Pull every line containing the word "Erich" from the records.

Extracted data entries
-- begin --

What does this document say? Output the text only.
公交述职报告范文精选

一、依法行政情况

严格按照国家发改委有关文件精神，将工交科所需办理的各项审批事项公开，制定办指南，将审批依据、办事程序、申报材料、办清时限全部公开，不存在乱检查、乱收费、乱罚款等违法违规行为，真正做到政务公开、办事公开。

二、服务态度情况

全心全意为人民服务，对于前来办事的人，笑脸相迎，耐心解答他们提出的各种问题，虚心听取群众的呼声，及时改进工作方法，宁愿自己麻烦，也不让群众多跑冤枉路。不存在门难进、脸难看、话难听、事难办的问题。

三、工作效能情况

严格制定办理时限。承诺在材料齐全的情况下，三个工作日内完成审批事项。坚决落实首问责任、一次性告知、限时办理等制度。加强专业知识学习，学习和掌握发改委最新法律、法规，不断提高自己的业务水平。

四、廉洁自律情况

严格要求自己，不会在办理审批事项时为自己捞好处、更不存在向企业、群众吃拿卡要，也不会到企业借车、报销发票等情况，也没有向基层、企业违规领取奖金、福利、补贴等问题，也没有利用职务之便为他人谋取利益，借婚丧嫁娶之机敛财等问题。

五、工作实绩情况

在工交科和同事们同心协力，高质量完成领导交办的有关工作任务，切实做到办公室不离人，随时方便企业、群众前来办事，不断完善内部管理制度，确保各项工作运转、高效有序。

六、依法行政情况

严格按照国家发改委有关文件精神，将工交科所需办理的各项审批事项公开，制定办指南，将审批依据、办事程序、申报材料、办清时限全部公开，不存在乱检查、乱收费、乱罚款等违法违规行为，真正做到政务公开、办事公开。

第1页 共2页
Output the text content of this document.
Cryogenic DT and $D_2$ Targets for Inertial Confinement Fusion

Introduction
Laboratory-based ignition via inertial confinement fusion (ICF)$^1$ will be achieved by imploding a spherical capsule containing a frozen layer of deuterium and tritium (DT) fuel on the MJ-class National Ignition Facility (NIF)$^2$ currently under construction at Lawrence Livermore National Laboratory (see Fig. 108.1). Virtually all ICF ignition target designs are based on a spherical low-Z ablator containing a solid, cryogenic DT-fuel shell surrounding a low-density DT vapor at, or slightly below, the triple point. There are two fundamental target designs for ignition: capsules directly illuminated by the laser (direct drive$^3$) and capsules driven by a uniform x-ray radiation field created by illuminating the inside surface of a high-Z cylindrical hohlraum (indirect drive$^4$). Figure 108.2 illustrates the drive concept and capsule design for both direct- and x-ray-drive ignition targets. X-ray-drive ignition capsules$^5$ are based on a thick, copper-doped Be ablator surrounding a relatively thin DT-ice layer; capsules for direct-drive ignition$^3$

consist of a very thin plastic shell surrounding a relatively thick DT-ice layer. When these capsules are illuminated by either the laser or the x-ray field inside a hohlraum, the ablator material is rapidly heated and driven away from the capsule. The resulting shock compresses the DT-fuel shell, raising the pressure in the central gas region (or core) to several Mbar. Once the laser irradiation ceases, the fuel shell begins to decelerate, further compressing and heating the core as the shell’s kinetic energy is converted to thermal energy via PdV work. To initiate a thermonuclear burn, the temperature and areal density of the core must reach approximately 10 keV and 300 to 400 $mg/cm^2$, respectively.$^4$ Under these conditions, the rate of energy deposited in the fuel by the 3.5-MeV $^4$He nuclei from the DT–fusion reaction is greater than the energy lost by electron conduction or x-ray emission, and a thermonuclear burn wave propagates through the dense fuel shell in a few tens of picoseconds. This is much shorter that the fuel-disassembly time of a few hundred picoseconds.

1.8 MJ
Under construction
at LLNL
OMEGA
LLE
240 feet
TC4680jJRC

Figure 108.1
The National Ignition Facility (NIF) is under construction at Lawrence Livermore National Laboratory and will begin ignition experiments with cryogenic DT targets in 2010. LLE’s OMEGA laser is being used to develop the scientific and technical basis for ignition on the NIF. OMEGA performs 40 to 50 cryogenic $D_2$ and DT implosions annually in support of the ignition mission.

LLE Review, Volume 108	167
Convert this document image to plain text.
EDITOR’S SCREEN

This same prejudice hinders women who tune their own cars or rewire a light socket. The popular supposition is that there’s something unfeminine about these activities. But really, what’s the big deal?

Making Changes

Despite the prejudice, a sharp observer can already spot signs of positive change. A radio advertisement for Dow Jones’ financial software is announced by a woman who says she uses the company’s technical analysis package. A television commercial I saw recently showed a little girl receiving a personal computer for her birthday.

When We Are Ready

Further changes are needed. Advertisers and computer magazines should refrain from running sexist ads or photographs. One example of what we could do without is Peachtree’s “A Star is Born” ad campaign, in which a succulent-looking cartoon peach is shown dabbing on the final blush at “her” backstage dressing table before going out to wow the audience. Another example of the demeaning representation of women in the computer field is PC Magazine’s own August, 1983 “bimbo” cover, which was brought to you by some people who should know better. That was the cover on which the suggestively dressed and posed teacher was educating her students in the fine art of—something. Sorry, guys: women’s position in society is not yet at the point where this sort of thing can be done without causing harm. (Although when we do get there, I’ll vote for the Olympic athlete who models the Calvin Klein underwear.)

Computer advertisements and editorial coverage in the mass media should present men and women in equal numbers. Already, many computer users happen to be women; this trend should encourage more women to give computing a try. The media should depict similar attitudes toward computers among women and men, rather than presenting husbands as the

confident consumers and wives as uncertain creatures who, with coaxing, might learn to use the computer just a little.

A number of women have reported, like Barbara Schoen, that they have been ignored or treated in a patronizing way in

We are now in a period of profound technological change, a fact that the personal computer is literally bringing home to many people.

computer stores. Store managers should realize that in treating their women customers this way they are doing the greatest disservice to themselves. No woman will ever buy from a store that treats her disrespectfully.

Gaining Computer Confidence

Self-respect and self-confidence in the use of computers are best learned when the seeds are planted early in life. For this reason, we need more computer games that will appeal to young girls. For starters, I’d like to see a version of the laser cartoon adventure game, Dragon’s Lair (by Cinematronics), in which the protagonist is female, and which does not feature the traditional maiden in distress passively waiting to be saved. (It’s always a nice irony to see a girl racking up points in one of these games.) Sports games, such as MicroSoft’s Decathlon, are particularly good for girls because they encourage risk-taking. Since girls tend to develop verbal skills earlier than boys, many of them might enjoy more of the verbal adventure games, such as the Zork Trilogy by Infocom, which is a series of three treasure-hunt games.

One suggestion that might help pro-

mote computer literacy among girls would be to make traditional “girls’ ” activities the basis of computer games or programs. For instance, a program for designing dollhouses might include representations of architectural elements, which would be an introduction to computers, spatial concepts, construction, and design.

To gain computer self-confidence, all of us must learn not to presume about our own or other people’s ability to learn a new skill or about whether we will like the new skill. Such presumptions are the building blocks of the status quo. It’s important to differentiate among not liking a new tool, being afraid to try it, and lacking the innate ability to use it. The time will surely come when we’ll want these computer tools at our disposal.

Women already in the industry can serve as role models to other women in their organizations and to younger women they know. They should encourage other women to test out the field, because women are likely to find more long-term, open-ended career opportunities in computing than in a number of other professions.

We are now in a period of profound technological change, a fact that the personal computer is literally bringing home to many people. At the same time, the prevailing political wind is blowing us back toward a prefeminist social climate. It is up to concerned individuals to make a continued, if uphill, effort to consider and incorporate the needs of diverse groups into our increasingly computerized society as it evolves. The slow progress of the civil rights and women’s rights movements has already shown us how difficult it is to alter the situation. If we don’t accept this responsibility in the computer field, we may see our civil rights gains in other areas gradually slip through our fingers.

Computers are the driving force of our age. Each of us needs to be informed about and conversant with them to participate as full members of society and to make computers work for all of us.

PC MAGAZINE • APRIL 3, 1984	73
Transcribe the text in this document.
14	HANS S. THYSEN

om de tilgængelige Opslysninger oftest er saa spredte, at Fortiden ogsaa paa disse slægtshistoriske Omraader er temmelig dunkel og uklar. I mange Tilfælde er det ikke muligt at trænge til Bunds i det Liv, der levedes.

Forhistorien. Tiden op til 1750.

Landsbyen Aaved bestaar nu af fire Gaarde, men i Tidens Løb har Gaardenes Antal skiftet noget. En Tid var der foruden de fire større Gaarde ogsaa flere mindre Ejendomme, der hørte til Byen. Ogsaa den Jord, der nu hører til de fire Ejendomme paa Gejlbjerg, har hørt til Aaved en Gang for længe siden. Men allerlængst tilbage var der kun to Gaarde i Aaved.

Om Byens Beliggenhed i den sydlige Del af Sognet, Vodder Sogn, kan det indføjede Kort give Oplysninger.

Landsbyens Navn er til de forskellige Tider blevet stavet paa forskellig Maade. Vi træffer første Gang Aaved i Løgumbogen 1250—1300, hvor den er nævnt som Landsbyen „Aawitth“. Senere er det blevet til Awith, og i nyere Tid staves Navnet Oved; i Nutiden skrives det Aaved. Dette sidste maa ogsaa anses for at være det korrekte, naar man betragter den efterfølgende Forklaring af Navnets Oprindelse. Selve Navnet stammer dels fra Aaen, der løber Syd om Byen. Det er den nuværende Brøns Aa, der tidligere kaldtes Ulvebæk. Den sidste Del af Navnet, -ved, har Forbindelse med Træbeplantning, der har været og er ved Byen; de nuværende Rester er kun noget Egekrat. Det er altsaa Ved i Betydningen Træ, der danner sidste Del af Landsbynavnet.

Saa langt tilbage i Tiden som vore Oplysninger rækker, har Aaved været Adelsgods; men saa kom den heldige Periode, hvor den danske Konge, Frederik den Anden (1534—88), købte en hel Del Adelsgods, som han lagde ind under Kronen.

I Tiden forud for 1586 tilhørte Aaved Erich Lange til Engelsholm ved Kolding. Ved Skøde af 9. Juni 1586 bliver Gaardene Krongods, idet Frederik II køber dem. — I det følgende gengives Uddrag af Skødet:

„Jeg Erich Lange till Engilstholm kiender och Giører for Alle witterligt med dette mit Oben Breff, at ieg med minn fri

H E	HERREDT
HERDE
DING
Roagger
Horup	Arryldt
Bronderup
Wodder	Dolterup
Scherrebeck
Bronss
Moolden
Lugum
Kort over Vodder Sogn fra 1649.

-- end --

COMPLETE RESPONSE –
I Tiden forud for 1586 tilhørte Aaved Erich Lange til Engelsholm ved Kolding. Ved Skøde af 9. Juni 1586 bliver Gaardene Krongods, idet Frederik II køber dem. — I det følgende gengives Uddrag af Skødet:
„Jeg Erich Lange till Engilstholm kiender och Giører for Alle witterligt med dette mit Oben Breff, at ieg med minn fri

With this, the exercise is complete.